Rows from a dataset ->

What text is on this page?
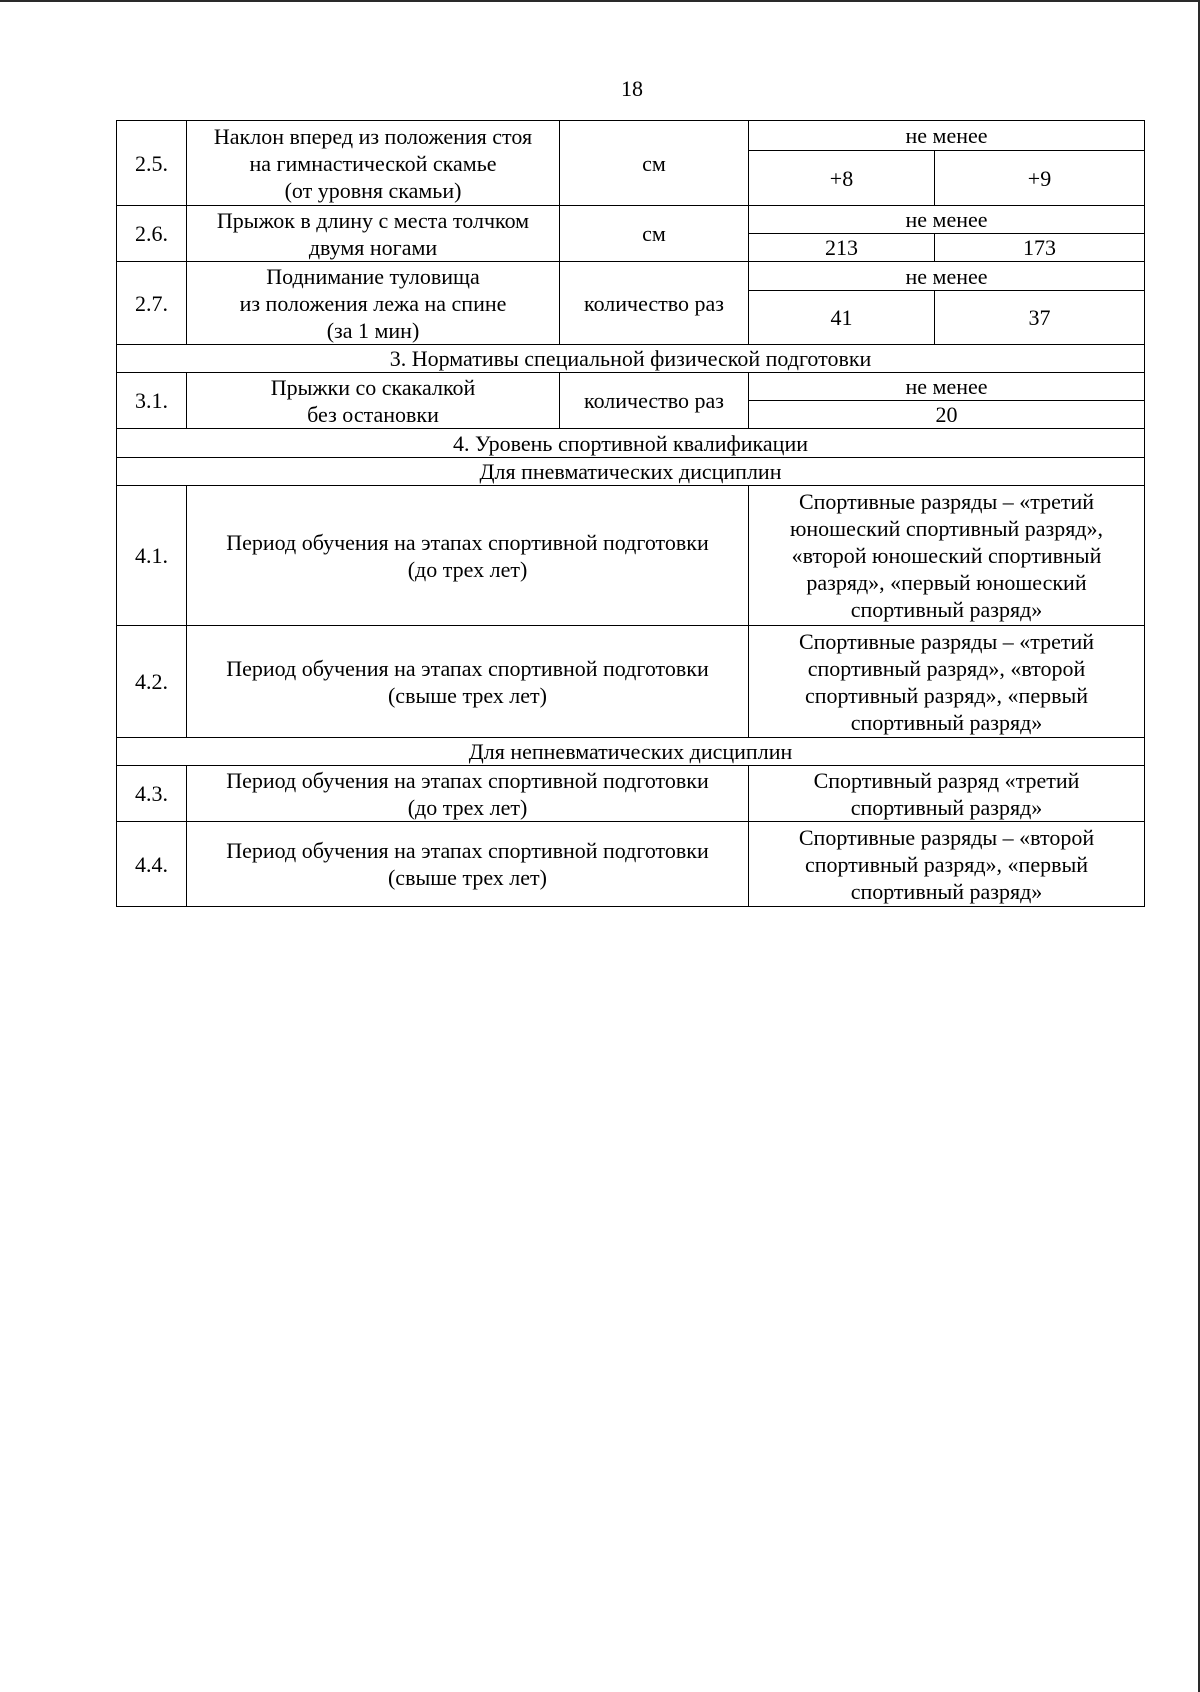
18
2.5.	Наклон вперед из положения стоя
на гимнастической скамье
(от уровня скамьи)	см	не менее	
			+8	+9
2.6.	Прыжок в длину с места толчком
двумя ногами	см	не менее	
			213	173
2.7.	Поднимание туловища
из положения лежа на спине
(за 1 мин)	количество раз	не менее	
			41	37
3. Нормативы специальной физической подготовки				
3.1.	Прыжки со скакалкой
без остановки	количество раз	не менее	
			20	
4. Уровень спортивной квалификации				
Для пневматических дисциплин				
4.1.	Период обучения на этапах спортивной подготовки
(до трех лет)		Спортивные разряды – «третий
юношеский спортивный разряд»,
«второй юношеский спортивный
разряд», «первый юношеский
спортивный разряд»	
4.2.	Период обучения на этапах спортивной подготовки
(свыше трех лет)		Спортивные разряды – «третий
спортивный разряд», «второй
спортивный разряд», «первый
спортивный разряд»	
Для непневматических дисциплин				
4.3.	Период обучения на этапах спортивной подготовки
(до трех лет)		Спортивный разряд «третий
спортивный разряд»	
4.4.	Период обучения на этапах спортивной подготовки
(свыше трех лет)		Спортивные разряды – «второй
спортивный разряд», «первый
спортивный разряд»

==

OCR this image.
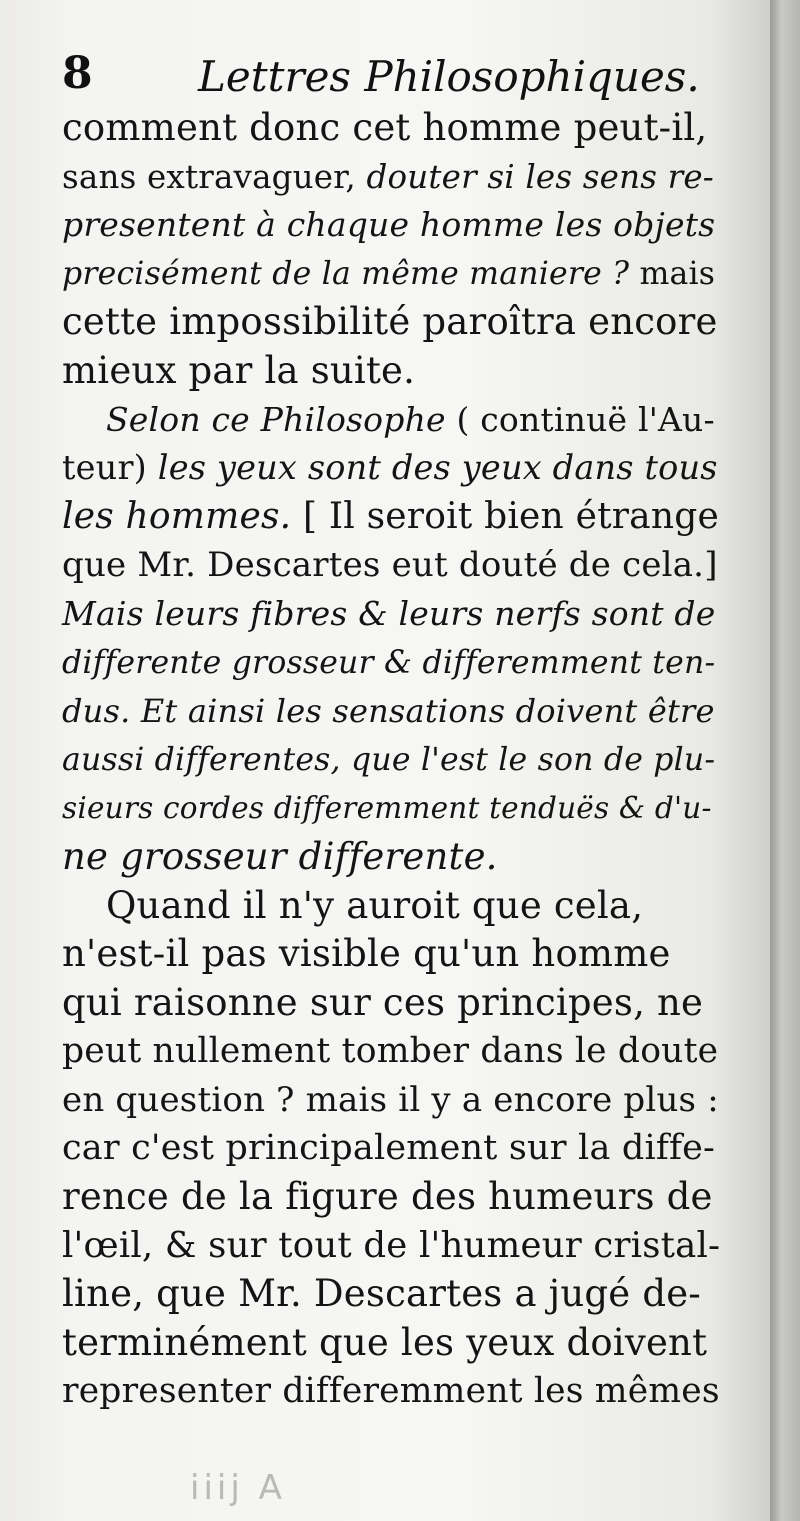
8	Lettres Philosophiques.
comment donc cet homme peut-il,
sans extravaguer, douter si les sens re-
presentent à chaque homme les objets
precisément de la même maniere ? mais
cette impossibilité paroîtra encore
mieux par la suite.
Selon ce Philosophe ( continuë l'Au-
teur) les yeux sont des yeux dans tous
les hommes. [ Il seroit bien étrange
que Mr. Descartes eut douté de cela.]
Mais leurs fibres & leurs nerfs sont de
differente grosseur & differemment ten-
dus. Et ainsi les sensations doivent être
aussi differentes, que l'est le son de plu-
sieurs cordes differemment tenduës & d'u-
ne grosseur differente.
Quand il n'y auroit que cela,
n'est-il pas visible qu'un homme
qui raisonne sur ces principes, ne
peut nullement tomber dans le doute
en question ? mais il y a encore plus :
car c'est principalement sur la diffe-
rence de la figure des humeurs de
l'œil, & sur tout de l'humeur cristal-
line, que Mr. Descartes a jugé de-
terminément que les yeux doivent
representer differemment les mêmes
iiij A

---

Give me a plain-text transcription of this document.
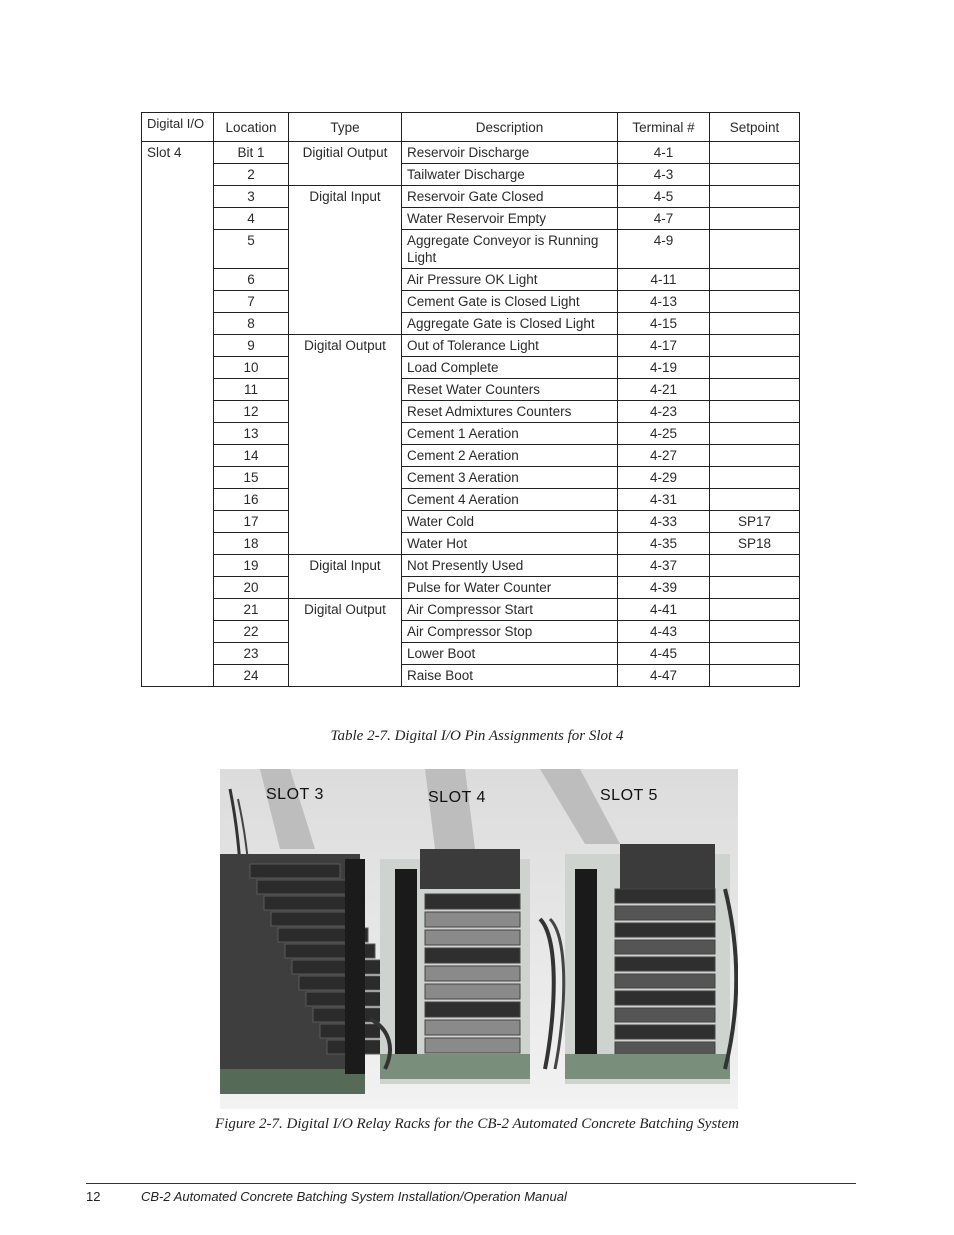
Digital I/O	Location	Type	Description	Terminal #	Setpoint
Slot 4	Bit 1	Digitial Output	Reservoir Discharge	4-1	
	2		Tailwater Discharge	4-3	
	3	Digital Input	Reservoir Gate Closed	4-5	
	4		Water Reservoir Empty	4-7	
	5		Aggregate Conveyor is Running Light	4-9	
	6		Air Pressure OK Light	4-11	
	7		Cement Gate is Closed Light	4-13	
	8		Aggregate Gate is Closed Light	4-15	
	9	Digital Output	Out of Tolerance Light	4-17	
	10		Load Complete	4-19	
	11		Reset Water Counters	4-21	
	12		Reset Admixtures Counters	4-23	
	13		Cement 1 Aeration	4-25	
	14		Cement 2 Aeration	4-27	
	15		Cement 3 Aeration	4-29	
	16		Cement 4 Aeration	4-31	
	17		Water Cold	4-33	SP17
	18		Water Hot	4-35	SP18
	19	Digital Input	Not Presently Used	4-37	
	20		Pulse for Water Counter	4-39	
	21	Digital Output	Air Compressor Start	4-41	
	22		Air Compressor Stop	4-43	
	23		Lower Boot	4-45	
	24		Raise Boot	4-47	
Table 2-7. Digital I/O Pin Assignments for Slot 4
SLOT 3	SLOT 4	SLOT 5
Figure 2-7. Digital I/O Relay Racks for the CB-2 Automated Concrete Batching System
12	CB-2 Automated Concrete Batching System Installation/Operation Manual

Exercise -> What is the number of lines containing "количество"? Give that number only.

Expected answer -> 2